STATED PROBLEM:
Write out every line of the material as it stands, apart from the pictures.

Source records:
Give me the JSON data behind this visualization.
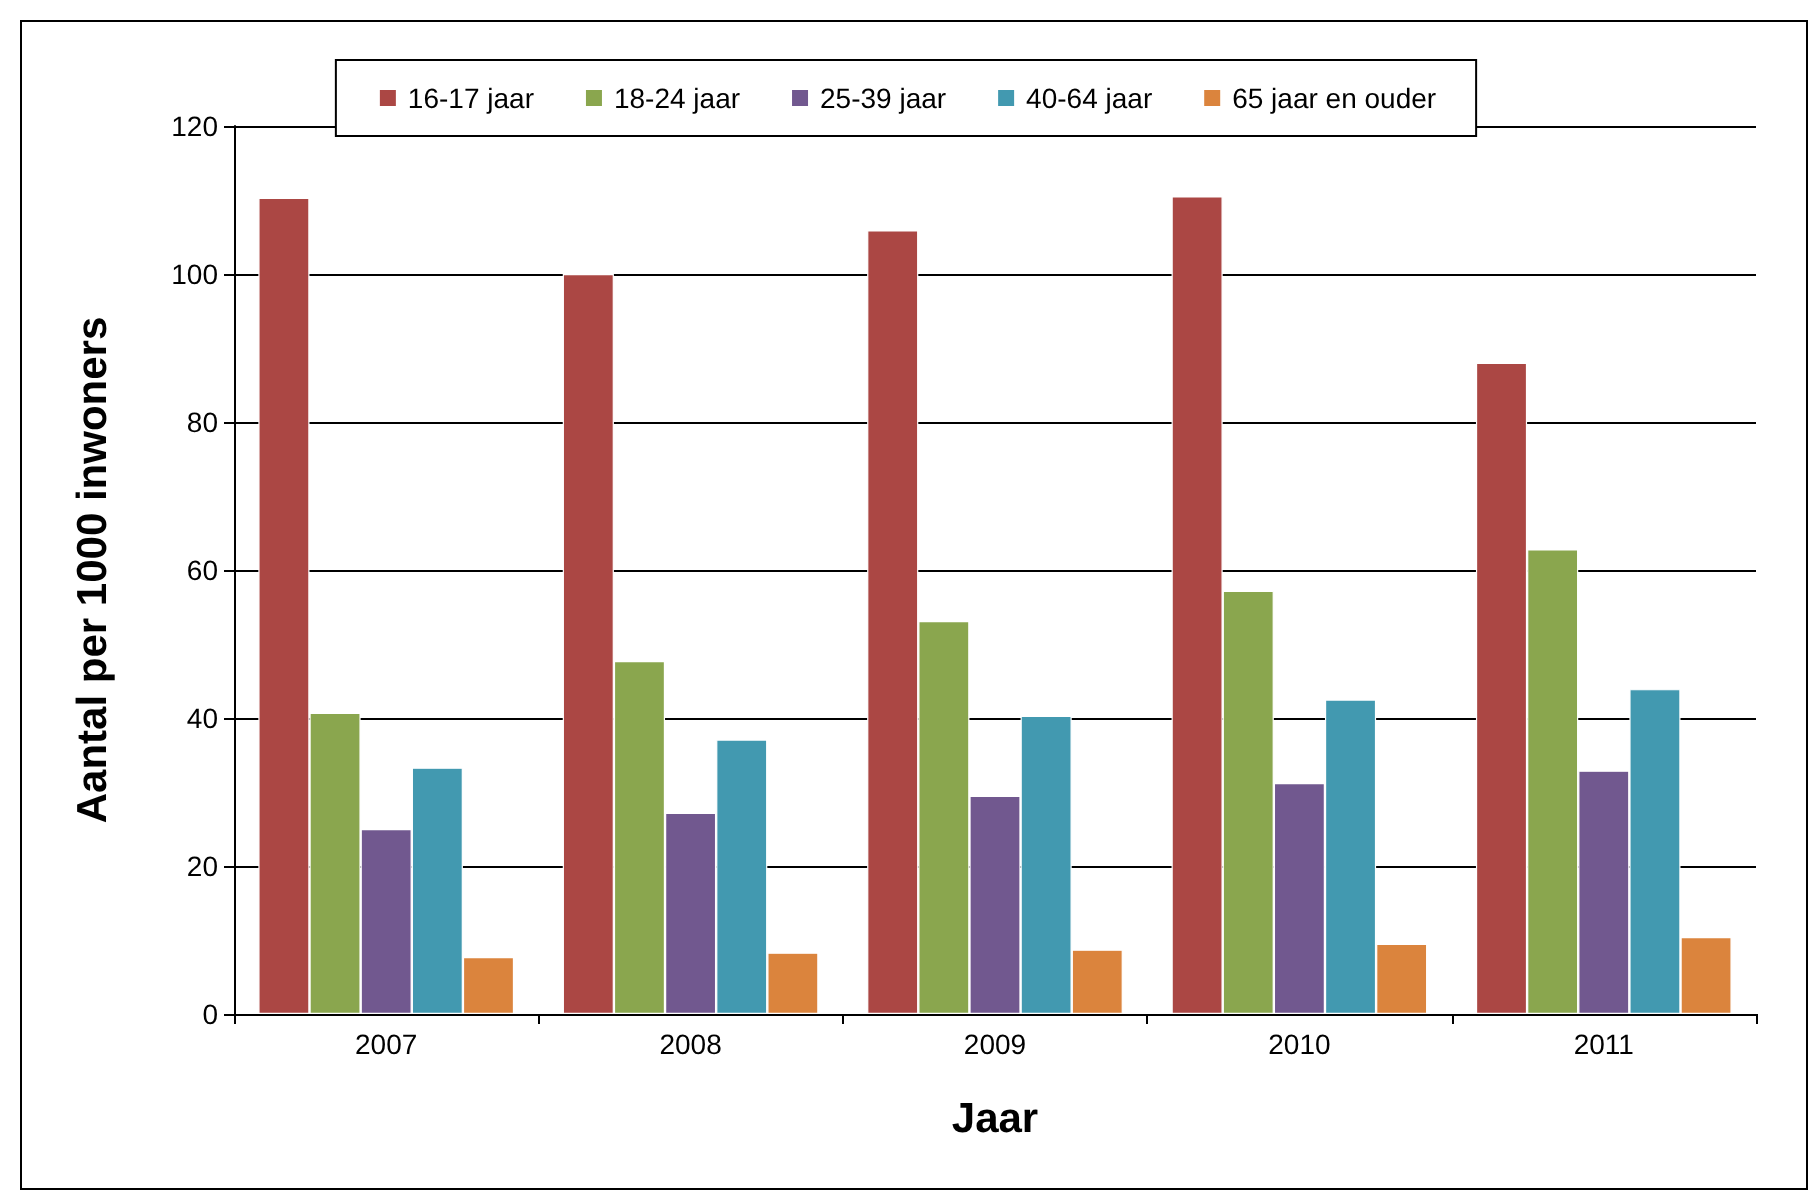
{
  "chart_data": {
    "type": "bar",
    "xlabel": "Jaar",
    "ylabel": "Aantal per 1000 inwoners",
    "categories": [
      "2007",
      "2008",
      "2009",
      "2010",
      "2011"
    ],
    "series": [
      {
        "name": "16-17 jaar",
        "color": "#ab4744",
        "values": [
          110.3,
          100,
          105.9,
          110.5,
          88.0
        ]
      },
      {
        "name": "18-24 jaar",
        "color": "#8aa64e",
        "values": [
          40.7,
          47.7,
          53.1,
          57.2,
          62.8
        ]
      },
      {
        "name": "25-39 jaar",
        "color": "#71588f",
        "values": [
          25.0,
          27.2,
          29.5,
          31.2,
          32.9
        ]
      },
      {
        "name": "40-64 jaar",
        "color": "#4299b0",
        "values": [
          33.3,
          37.1,
          40.3,
          42.5,
          43.9
        ]
      },
      {
        "name": "65 jaar en ouder",
        "color": "#db843d",
        "values": [
          7.7,
          8.3,
          8.7,
          9.5,
          10.4
        ]
      }
    ],
    "ylim": [
      0,
      120
    ],
    "yticks": [
      0,
      20,
      40,
      60,
      80,
      100,
      120
    ],
    "grid": "y",
    "legend": "top"
  }
}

THE RESPONSE:
Give me the JSON data behind this visualization.
{
  "chart_data": {
    "type": "bar",
    "xlabel": "Jaar",
    "ylabel": "Aantal per 1000 inwoners",
    "categories": [
      "2007",
      "2008",
      "2009",
      "2010",
      "2011"
    ],
    "series": [
      {
        "name": "16-17 jaar",
        "color": "#ab4744",
        "values": [
          110.3,
          100,
          105.9,
          110.5,
          88.0
        ]
      },
      {
        "name": "18-24 jaar",
        "color": "#8aa64e",
        "values": [
          40.7,
          47.7,
          53.1,
          57.2,
          62.8
        ]
      },
      {
        "name": "25-39 jaar",
        "color": "#71588f",
        "values": [
          25.0,
          27.2,
          29.5,
          31.2,
          32.9
        ]
      },
      {
        "name": "40-64 jaar",
        "color": "#4299b0",
        "values": [
          33.3,
          37.1,
          40.3,
          42.5,
          43.9
        ]
      },
      {
        "name": "65 jaar en ouder",
        "color": "#db843d",
        "values": [
          7.7,
          8.3,
          8.7,
          9.5,
          10.4
        ]
      }
    ],
    "ylim": [
      0,
      120
    ],
    "yticks": [
      0,
      20,
      40,
      60,
      80,
      100,
      120
    ],
    "grid": "y",
    "legend": "top"
  }
}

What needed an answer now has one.